Texto extraído:
────────────────────

De Navalafuente fuimos a Buitrago del Lozoya, con su recinto amurallado, para admirar la colección de Eugenio Arias en el Museo Picasso. Y en Robledillo de la Jara admiré la Taberna Museo, un museo etnográfico, en la calle Soledad 12.
Como dije al comienzo, Navalafuente no es nada. Es una villa donde el silencio nos hace ver nuestro interior. En la casa de Ariel y Patricia, en ese pueblito, almorcé un sábado con Marisa López Penas, autora junto a José Antonio Marina, de Diccionario de los sentimientos. Crecieron los aires al evocar revoluciones, textos, pensadores, vocablos hermosos. Y recordamos a Amancio Prada.
Un día fuimos a Patones. A Patones de arriba, para ser más precisos. Una ilusión, un pueblo mágico, con leyendas napoleónicas y mitos desde la edad de hierro. Tuvo un rey el que “vendía carguillas de leche en Torrelaguna”. Patones de Uceda, Juan Prietto, 1769. Ecomuseo de la pizarra, arquitectura negra, ejemplo de arquitectura de pizarra de España.
Pude hablar con doña Tomasa, una mujer de 89 años, una mujer que nunca salió de su villa en La Puebla , el punto más lejano de Madrid, el último. Un milagro el paisaje, las casas, los chorizos, el vino y la tortilla. Y la gente.
Navalafuente no es nada. Desde allí fuimos a Pedraza, al castillo de Zuloaga. Y a Manzanares El Real, al castillo de Santillana. Y Guadalix de la Sierra , donde se filmó Bienvenido Mister Marshall, de Luis García Berlanga. Todos los días recorríamos las carreteras en busca de bosques, alturas y secretos. Sigüenza, Alcalá de Henares, Ávila, La Granja de San Ildelfonso, Valdemanco, Miraflores…y por supuesto Madrid, con sus museos, sus cafés, sus rincones míticos, sus parques.

────────────────────

Extracto de filas:
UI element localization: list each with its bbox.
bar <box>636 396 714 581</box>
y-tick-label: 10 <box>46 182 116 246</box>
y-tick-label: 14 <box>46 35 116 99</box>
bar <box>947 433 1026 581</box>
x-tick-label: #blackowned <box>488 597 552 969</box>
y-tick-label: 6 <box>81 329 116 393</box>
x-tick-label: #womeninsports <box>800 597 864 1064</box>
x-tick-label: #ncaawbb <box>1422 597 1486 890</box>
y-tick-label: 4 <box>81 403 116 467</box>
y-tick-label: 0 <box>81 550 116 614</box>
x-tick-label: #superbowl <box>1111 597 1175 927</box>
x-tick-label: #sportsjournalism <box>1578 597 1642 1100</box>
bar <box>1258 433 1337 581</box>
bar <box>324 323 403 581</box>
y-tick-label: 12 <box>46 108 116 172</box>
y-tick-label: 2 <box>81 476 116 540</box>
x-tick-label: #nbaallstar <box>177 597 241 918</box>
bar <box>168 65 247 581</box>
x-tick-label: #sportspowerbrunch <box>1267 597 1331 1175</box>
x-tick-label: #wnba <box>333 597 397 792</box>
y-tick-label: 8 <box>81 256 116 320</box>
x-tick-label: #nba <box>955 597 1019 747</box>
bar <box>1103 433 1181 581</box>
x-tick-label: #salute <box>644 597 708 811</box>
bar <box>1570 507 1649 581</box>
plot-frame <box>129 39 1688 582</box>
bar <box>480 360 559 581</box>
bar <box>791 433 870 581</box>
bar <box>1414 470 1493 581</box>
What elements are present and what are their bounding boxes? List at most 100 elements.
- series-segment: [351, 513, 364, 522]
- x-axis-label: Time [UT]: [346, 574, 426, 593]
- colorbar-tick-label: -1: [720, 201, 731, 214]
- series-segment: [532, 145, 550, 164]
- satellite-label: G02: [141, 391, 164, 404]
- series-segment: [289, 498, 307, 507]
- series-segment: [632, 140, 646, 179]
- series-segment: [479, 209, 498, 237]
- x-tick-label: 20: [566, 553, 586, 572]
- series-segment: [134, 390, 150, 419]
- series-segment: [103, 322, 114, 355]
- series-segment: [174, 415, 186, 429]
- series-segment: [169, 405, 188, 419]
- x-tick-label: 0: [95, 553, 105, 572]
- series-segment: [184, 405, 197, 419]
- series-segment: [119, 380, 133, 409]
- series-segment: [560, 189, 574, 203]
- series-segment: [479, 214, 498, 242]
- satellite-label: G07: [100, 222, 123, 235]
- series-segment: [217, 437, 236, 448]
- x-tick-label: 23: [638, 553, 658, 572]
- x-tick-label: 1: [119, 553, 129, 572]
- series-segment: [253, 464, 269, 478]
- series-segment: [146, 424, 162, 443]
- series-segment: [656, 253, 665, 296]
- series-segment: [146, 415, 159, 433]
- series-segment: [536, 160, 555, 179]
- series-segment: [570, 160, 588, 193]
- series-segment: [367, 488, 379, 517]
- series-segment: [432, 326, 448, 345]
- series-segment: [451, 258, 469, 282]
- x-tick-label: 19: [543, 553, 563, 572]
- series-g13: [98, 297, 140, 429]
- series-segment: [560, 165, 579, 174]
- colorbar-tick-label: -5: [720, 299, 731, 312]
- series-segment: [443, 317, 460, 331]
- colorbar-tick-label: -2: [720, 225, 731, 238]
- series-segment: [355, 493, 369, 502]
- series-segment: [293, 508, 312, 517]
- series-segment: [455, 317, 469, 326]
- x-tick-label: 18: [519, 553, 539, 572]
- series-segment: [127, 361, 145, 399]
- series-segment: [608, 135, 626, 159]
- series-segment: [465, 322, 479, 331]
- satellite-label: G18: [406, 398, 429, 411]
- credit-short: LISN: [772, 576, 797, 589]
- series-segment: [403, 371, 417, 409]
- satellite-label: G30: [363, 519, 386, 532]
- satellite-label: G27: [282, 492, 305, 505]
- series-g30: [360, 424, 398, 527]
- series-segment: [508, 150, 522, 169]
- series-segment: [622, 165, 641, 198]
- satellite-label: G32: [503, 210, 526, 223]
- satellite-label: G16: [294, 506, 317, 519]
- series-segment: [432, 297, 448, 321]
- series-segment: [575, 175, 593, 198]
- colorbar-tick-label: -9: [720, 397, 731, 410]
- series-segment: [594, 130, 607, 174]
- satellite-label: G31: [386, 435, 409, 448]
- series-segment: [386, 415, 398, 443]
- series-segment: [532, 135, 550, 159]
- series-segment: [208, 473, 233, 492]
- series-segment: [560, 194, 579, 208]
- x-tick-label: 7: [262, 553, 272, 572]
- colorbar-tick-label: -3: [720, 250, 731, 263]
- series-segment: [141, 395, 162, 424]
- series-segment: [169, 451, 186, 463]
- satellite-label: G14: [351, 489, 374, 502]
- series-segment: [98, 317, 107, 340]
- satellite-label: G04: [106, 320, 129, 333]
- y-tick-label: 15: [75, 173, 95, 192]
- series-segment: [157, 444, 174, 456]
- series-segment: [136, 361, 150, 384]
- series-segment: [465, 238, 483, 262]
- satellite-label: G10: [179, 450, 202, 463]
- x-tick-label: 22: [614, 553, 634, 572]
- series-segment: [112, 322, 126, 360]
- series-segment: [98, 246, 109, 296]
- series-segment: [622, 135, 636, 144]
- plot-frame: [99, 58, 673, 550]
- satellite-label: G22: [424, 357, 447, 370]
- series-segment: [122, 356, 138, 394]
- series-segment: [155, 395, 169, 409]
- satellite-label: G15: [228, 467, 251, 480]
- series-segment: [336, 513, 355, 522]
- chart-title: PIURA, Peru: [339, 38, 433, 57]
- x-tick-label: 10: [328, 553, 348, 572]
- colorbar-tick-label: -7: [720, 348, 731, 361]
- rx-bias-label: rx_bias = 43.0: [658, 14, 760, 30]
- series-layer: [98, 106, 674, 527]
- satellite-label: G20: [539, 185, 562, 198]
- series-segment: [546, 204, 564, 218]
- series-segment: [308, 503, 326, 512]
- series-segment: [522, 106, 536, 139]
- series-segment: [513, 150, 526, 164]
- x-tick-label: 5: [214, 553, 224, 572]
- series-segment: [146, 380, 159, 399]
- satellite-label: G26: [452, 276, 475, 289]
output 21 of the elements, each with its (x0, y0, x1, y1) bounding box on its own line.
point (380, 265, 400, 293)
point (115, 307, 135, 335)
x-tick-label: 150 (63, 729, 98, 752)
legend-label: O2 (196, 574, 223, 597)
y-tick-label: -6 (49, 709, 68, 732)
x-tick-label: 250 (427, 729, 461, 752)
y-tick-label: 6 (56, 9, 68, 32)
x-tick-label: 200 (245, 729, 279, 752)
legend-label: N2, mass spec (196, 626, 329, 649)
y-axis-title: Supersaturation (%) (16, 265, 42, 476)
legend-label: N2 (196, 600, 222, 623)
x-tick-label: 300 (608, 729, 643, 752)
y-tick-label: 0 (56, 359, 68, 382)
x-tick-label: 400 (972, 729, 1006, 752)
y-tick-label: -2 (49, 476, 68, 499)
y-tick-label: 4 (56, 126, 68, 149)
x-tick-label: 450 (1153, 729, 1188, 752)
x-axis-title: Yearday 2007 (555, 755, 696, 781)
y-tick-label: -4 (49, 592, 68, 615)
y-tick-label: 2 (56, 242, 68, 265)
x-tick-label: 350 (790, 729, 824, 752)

────────────────────

Preguntas:
1. En el texto sobre Navalafuente y sus alrededores, ¿qué película se filmó en Guadalix de la Sierra?
2. ¿Puedes seguir el texto sobre Navalafuente y sus alrededores a partir de su última oración?
Las filas no intervienen en estas preguntas.

Respuestas del ejercicio:
1. Bienvenido Mister Marshall, de Luis García Berlanga.

2.
Al hablar de Navalafuente surgen imágenes, nombres, recuerdos de lecturas. Vicente Alexandre, Santiago Ramón y Cajal, Cervantes, Santa Teresa, San Juan de la Cruz , Gabriel Miró, Clarín, Jovellanos, María Rosa Lida, la Catedral de Santa María de Sigüenza, Miguel Delibes, Gloria Fuertes, Pedro Salinas, José Hierro…
Ahora estoy en Rascafría, en el Monasterio del Paular. En La Cabrera recorremos el Convento de San Antonio con un monje argentino. Anoté en mi libreta una calle de Madrid: Calle de la Melancolía Alta. Recuerdo un gorro calañés en una sombrerería de la Plaza Mayor , unos buñuelos de viento de Casa Mira, fundada en 1842. Recuerdo el restaurante El Botín de 1725, el más antiguo del mundo. Sé bien, como señaló Fernando Pessoa, que “…los viajes son los viajeros. Lo que vemos no es lo que vemos, sino lo que somos”. También viene a mi memoria el Monasterio de San Pelayo de Ante-Altares de Santiago de Compostela. Y el Hotel Maycar, don Marcelino y doña Carmen. El Derby y Miguel Anxo Fernán Vello y el restaurante Vila, en Puerto de Lorbé. Y la Plaza del Obradoiro. Y don Roberto Lamas, un caballero español al borde de la mar. Está claro que cada hombre lleva en su mente una ciudad, un bosque, una mujer, hecha sólo de diferencias, sin figuras ni formas. Todos los viajes son partidas; jamás se regresa, jamás podremos explicar ese otro viaje iniciático.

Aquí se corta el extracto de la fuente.